◆ Do this
Echo back every line of the entries below word for word, omitting the pictures.

Stored items from a collection
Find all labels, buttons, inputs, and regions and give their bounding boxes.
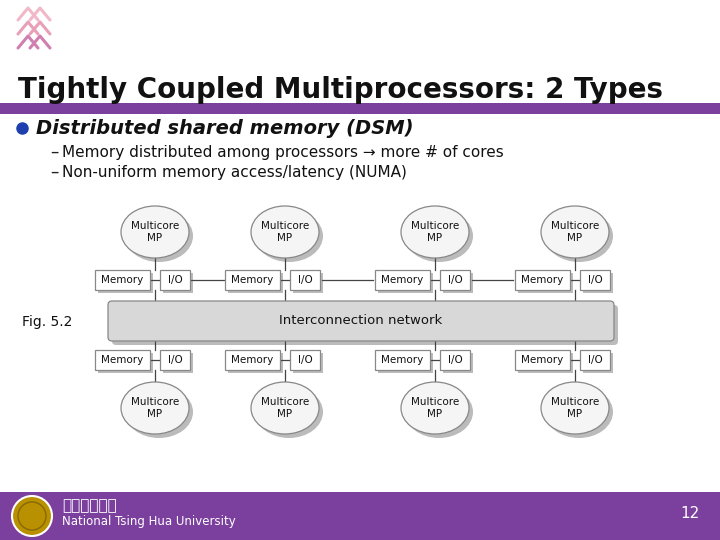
Text: I/O: I/O [168, 355, 182, 365]
Ellipse shape [251, 206, 319, 258]
FancyBboxPatch shape [443, 273, 473, 293]
Text: Memory: Memory [102, 275, 143, 285]
FancyBboxPatch shape [515, 350, 570, 370]
Text: Fig. 5.2: Fig. 5.2 [22, 315, 73, 329]
FancyBboxPatch shape [98, 273, 153, 293]
Text: I/O: I/O [297, 275, 312, 285]
FancyBboxPatch shape [228, 273, 283, 293]
FancyBboxPatch shape [98, 353, 153, 373]
Text: 國立清華大學: 國立清華大學 [62, 498, 117, 514]
Text: –: – [50, 143, 58, 161]
Text: I/O: I/O [448, 275, 462, 285]
Circle shape [12, 496, 52, 536]
Ellipse shape [125, 210, 193, 262]
Text: Multicore
MP: Multicore MP [411, 397, 459, 419]
Text: Memory: Memory [382, 275, 423, 285]
FancyBboxPatch shape [375, 270, 430, 290]
FancyBboxPatch shape [378, 353, 433, 373]
Text: Multicore
MP: Multicore MP [131, 221, 179, 243]
Text: Memory: Memory [102, 355, 143, 365]
FancyBboxPatch shape [290, 270, 320, 290]
FancyBboxPatch shape [293, 353, 323, 373]
FancyBboxPatch shape [160, 270, 190, 290]
FancyBboxPatch shape [95, 350, 150, 370]
FancyBboxPatch shape [290, 350, 320, 370]
Text: Multicore
MP: Multicore MP [551, 397, 599, 419]
FancyBboxPatch shape [440, 270, 470, 290]
FancyBboxPatch shape [583, 353, 613, 373]
FancyBboxPatch shape [108, 301, 614, 341]
Ellipse shape [545, 386, 613, 438]
Text: 12: 12 [680, 507, 700, 522]
Ellipse shape [121, 206, 189, 258]
FancyBboxPatch shape [378, 273, 433, 293]
FancyBboxPatch shape [580, 270, 610, 290]
Ellipse shape [121, 382, 189, 434]
FancyBboxPatch shape [293, 273, 323, 293]
Text: I/O: I/O [168, 275, 182, 285]
Text: Multicore
MP: Multicore MP [551, 221, 599, 243]
Text: Non-uniform memory access/latency (NUMA): Non-uniform memory access/latency (NUMA) [62, 165, 407, 179]
FancyBboxPatch shape [580, 350, 610, 370]
Ellipse shape [255, 386, 323, 438]
FancyBboxPatch shape [160, 350, 190, 370]
Text: Distributed shared memory (DSM): Distributed shared memory (DSM) [36, 118, 413, 138]
FancyBboxPatch shape [112, 305, 618, 345]
FancyBboxPatch shape [440, 350, 470, 370]
Ellipse shape [541, 206, 609, 258]
FancyBboxPatch shape [583, 273, 613, 293]
FancyBboxPatch shape [518, 353, 573, 373]
FancyBboxPatch shape [225, 270, 280, 290]
Ellipse shape [251, 382, 319, 434]
Text: National Tsing Hua University: National Tsing Hua University [62, 516, 235, 529]
FancyBboxPatch shape [163, 273, 193, 293]
Text: Multicore
MP: Multicore MP [261, 221, 309, 243]
Text: Memory distributed among processors → more # of cores: Memory distributed among processors → mo… [62, 145, 504, 159]
FancyBboxPatch shape [518, 273, 573, 293]
FancyBboxPatch shape [515, 270, 570, 290]
Ellipse shape [541, 382, 609, 434]
FancyBboxPatch shape [0, 103, 720, 114]
Ellipse shape [401, 382, 469, 434]
FancyBboxPatch shape [443, 353, 473, 373]
Text: Multicore
MP: Multicore MP [411, 221, 459, 243]
Text: I/O: I/O [588, 355, 603, 365]
Ellipse shape [405, 210, 473, 262]
Text: Multicore
MP: Multicore MP [131, 397, 179, 419]
Text: Multicore
MP: Multicore MP [261, 397, 309, 419]
Text: I/O: I/O [588, 275, 603, 285]
Text: Interconnection network: Interconnection network [279, 314, 443, 327]
Text: Memory: Memory [231, 275, 274, 285]
Text: Tightly Coupled Multiprocessors: 2 Types: Tightly Coupled Multiprocessors: 2 Types [18, 76, 663, 104]
FancyBboxPatch shape [163, 353, 193, 373]
FancyBboxPatch shape [0, 492, 720, 540]
FancyBboxPatch shape [228, 353, 283, 373]
Text: I/O: I/O [448, 355, 462, 365]
FancyBboxPatch shape [225, 350, 280, 370]
FancyBboxPatch shape [375, 350, 430, 370]
Text: Memory: Memory [382, 355, 423, 365]
Ellipse shape [401, 206, 469, 258]
Text: –: – [50, 163, 58, 181]
Text: Memory: Memory [231, 355, 274, 365]
Text: Memory: Memory [521, 275, 564, 285]
Ellipse shape [125, 386, 193, 438]
Ellipse shape [545, 210, 613, 262]
Text: Memory: Memory [521, 355, 564, 365]
Ellipse shape [255, 210, 323, 262]
Ellipse shape [405, 386, 473, 438]
FancyBboxPatch shape [95, 270, 150, 290]
Text: I/O: I/O [297, 355, 312, 365]
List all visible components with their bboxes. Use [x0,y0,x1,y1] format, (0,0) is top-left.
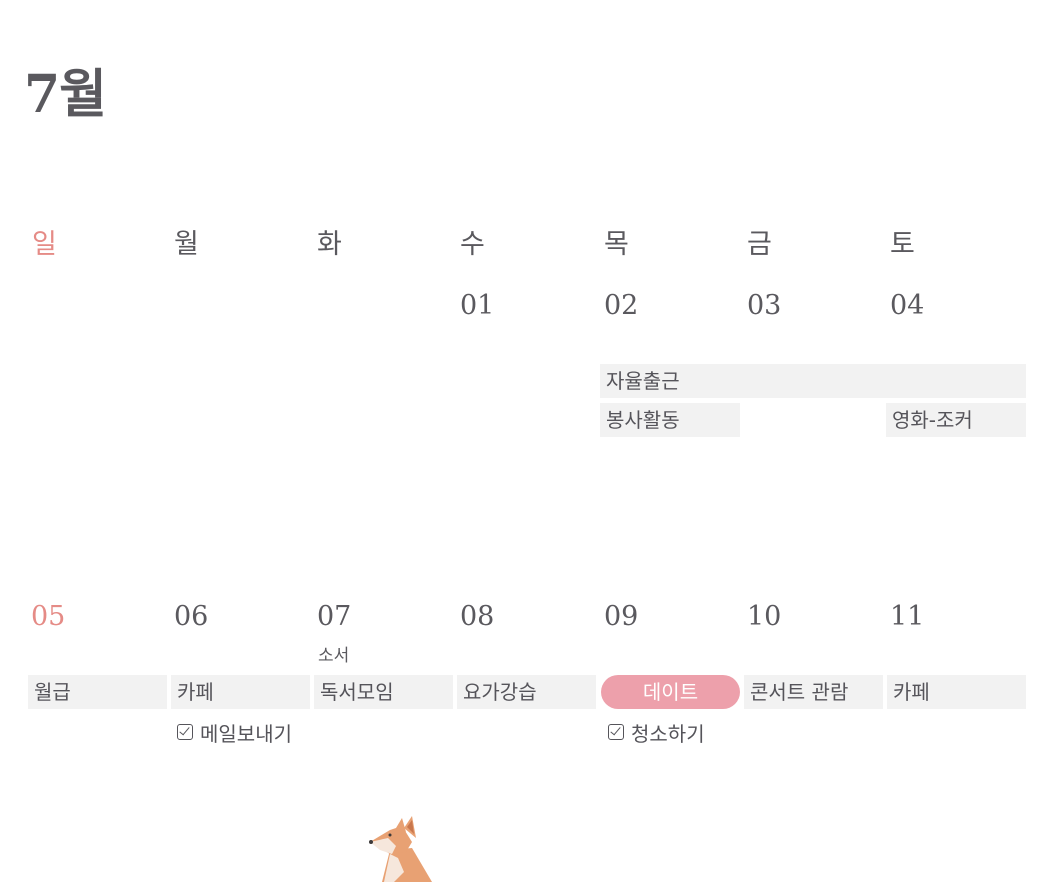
date-11[interactable]: 11 [890,601,924,632]
event-yoga[interactable]: 요가강습 [457,675,596,709]
date-01[interactable]: 01 [460,290,494,321]
todo-send-mail[interactable]: 메일보내기 [177,718,292,746]
checkbox-checked-icon[interactable] [608,724,624,740]
date-09[interactable]: 09 [604,601,638,632]
event-date[interactable]: 데이트 [601,675,740,709]
todo-label: 청소하기 [631,718,705,747]
weekday-sat: 토 [890,222,915,261]
event-cafe-sat[interactable]: 카페 [887,675,1026,709]
weekday-sun: 일 [32,222,57,261]
weekday-wed: 수 [460,222,485,261]
checkbox-checked-icon[interactable] [177,724,193,740]
event-flex-work[interactable]: 자율출근 [600,364,1026,398]
todo-cleaning[interactable]: 청소하기 [608,718,705,746]
event-payday[interactable]: 월급 [28,675,167,709]
corgi-illustration [368,812,438,882]
date-07[interactable]: 07 [317,601,351,632]
date-05[interactable]: 05 [31,601,65,632]
date-10[interactable]: 10 [747,601,781,632]
event-volunteer[interactable]: 봉사활동 [600,403,740,437]
weekday-thu: 목 [604,222,629,261]
weekday-tue: 화 [317,222,342,261]
date-02[interactable]: 02 [604,290,638,321]
date-08[interactable]: 08 [460,601,494,632]
weekday-fri: 금 [747,222,772,261]
todo-label: 메일보내기 [200,718,292,747]
event-concert[interactable]: 콘서트 관람 [744,675,883,709]
month-title: 7월 [24,52,106,127]
date-03[interactable]: 03 [747,290,781,321]
date-06[interactable]: 06 [174,601,208,632]
solar-term-note: 소서 [318,641,349,666]
weekday-mon: 월 [174,222,199,261]
event-movie[interactable]: 영화-조커 [886,403,1026,437]
event-book-club[interactable]: 독서모임 [314,675,453,709]
date-04[interactable]: 04 [890,290,924,321]
event-cafe-mon[interactable]: 카페 [171,675,310,709]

◆ The completed task
Find all labels, buttons, inputs, and regions and give their bounding boxes.
Text: I/O: I/O [168, 355, 182, 365]
Ellipse shape [251, 206, 319, 258]
FancyBboxPatch shape [443, 273, 473, 293]
Text: Memory: Memory [102, 275, 143, 285]
FancyBboxPatch shape [515, 350, 570, 370]
Text: Fig. 5.2: Fig. 5.2 [22, 315, 73, 329]
FancyBboxPatch shape [98, 273, 153, 293]
Text: I/O: I/O [297, 275, 312, 285]
FancyBboxPatch shape [228, 273, 283, 293]
FancyBboxPatch shape [98, 353, 153, 373]
Text: 國立清華大學: 國立清華大學 [62, 498, 117, 514]
Text: –: – [50, 143, 58, 161]
Text: I/O: I/O [448, 275, 462, 285]
Circle shape [12, 496, 52, 536]
Ellipse shape [125, 210, 193, 262]
Text: Multicore
MP: Multicore MP [411, 397, 459, 419]
Text: Memory: Memory [382, 275, 423, 285]
FancyBboxPatch shape [375, 270, 430, 290]
FancyBboxPatch shape [378, 353, 433, 373]
Text: Multicore
MP: Multicore MP [131, 221, 179, 243]
Text: Memory: Memory [102, 355, 143, 365]
FancyBboxPatch shape [290, 270, 320, 290]
FancyBboxPatch shape [293, 353, 323, 373]
FancyBboxPatch shape [160, 270, 190, 290]
FancyBboxPatch shape [95, 350, 150, 370]
FancyBboxPatch shape [290, 350, 320, 370]
Text: Multicore
MP: Multicore MP [551, 397, 599, 419]
FancyBboxPatch shape [440, 270, 470, 290]
FancyBboxPatch shape [583, 353, 613, 373]
FancyBboxPatch shape [108, 301, 614, 341]
Ellipse shape [545, 386, 613, 438]
Text: 12: 12 [680, 507, 700, 522]
Ellipse shape [121, 206, 189, 258]
FancyBboxPatch shape [378, 273, 433, 293]
FancyBboxPatch shape [580, 270, 610, 290]
Ellipse shape [121, 382, 189, 434]
FancyBboxPatch shape [293, 273, 323, 293]
Text: I/O: I/O [168, 275, 182, 285]
Text: Multicore
MP: Multicore MP [551, 221, 599, 243]
Text: Non-uniform memory access/latency (NUMA): Non-uniform memory access/latency (NUMA) [62, 165, 407, 179]
FancyBboxPatch shape [580, 350, 610, 370]
Ellipse shape [255, 386, 323, 438]
FancyBboxPatch shape [160, 350, 190, 370]
Text: Distributed shared memory (DSM): Distributed shared memory (DSM) [36, 118, 413, 138]
FancyBboxPatch shape [112, 305, 618, 345]
FancyBboxPatch shape [440, 350, 470, 370]
Ellipse shape [541, 206, 609, 258]
FancyBboxPatch shape [583, 273, 613, 293]
FancyBboxPatch shape [518, 353, 573, 373]
FancyBboxPatch shape [225, 270, 280, 290]
Ellipse shape [251, 382, 319, 434]
Text: National Tsing Hua University: National Tsing Hua University [62, 516, 235, 529]
FancyBboxPatch shape [163, 273, 193, 293]
Text: Multicore
MP: Multicore MP [261, 221, 309, 243]
Text: Memory distributed among processors → more # of cores: Memory distributed among processors → mo… [62, 145, 504, 159]
FancyBboxPatch shape [518, 273, 573, 293]
FancyBboxPatch shape [515, 270, 570, 290]
Ellipse shape [541, 382, 609, 434]
FancyBboxPatch shape [0, 103, 720, 114]
Ellipse shape [401, 382, 469, 434]
FancyBboxPatch shape [443, 353, 473, 373]
Text: Multicore
MP: Multicore MP [411, 221, 459, 243]
Text: I/O: I/O [588, 355, 603, 365]
Ellipse shape [405, 210, 473, 262]
Text: Multicore
MP: Multicore MP [131, 397, 179, 419]
Text: Multicore
MP: Multicore MP [261, 397, 309, 419]
Text: I/O: I/O [588, 275, 603, 285]
Text: Interconnection network: Interconnection network [279, 314, 443, 327]
Text: Memory: Memory [231, 275, 274, 285]
Text: Tightly Coupled Multiprocessors: 2 Types: Tightly Coupled Multiprocessors: 2 Types [18, 76, 663, 104]
FancyBboxPatch shape [163, 353, 193, 373]
FancyBboxPatch shape [0, 492, 720, 540]
FancyBboxPatch shape [228, 353, 283, 373]
Text: I/O: I/O [448, 355, 462, 365]
FancyBboxPatch shape [225, 350, 280, 370]
FancyBboxPatch shape [375, 350, 430, 370]
Text: Memory: Memory [382, 355, 423, 365]
Ellipse shape [401, 206, 469, 258]
Text: –: – [50, 163, 58, 181]
Text: Memory: Memory [231, 355, 274, 365]
Text: Memory: Memory [521, 275, 564, 285]
Ellipse shape [125, 386, 193, 438]
Ellipse shape [545, 210, 613, 262]
Text: Memory: Memory [521, 355, 564, 365]
Ellipse shape [255, 210, 323, 262]
Ellipse shape [405, 386, 473, 438]
FancyBboxPatch shape [95, 270, 150, 290]
Text: I/O: I/O [297, 355, 312, 365]
List all visible components with their bboxes. Use [x0,y0,x1,y1] format, (0,0) is top-left.
date-11[interactable]: 11 [890,601,924,632]
event-yoga[interactable]: 요가강습 [457,675,596,709]
date-01[interactable]: 01 [460,290,494,321]
todo-send-mail[interactable]: 메일보내기 [177,718,292,746]
checkbox-checked-icon[interactable] [608,724,624,740]
date-09[interactable]: 09 [604,601,638,632]
event-date[interactable]: 데이트 [601,675,740,709]
todo-label: 청소하기 [631,718,705,747]
weekday-sat: 토 [890,222,915,261]
event-cafe-sat[interactable]: 카페 [887,675,1026,709]
weekday-sun: 일 [32,222,57,261]
weekday-wed: 수 [460,222,485,261]
checkbox-checked-icon[interactable] [177,724,193,740]
event-flex-work[interactable]: 자율출근 [600,364,1026,398]
todo-cleaning[interactable]: 청소하기 [608,718,705,746]
event-payday[interactable]: 월급 [28,675,167,709]
corgi-illustration [368,812,438,882]
date-07[interactable]: 07 [317,601,351,632]
date-05[interactable]: 05 [31,601,65,632]
date-10[interactable]: 10 [747,601,781,632]
event-volunteer[interactable]: 봉사활동 [600,403,740,437]
weekday-thu: 목 [604,222,629,261]
weekday-tue: 화 [317,222,342,261]
date-02[interactable]: 02 [604,290,638,321]
date-08[interactable]: 08 [460,601,494,632]
weekday-fri: 금 [747,222,772,261]
todo-label: 메일보내기 [200,718,292,747]
event-concert[interactable]: 콘서트 관람 [744,675,883,709]
month-title: 7월 [24,52,106,127]
date-03[interactable]: 03 [747,290,781,321]
date-06[interactable]: 06 [174,601,208,632]
solar-term-note: 소서 [318,641,349,666]
weekday-mon: 월 [174,222,199,261]
event-movie[interactable]: 영화-조커 [886,403,1026,437]
event-book-club[interactable]: 독서모임 [314,675,453,709]
date-04[interactable]: 04 [890,290,924,321]
event-cafe-mon[interactable]: 카페 [171,675,310,709]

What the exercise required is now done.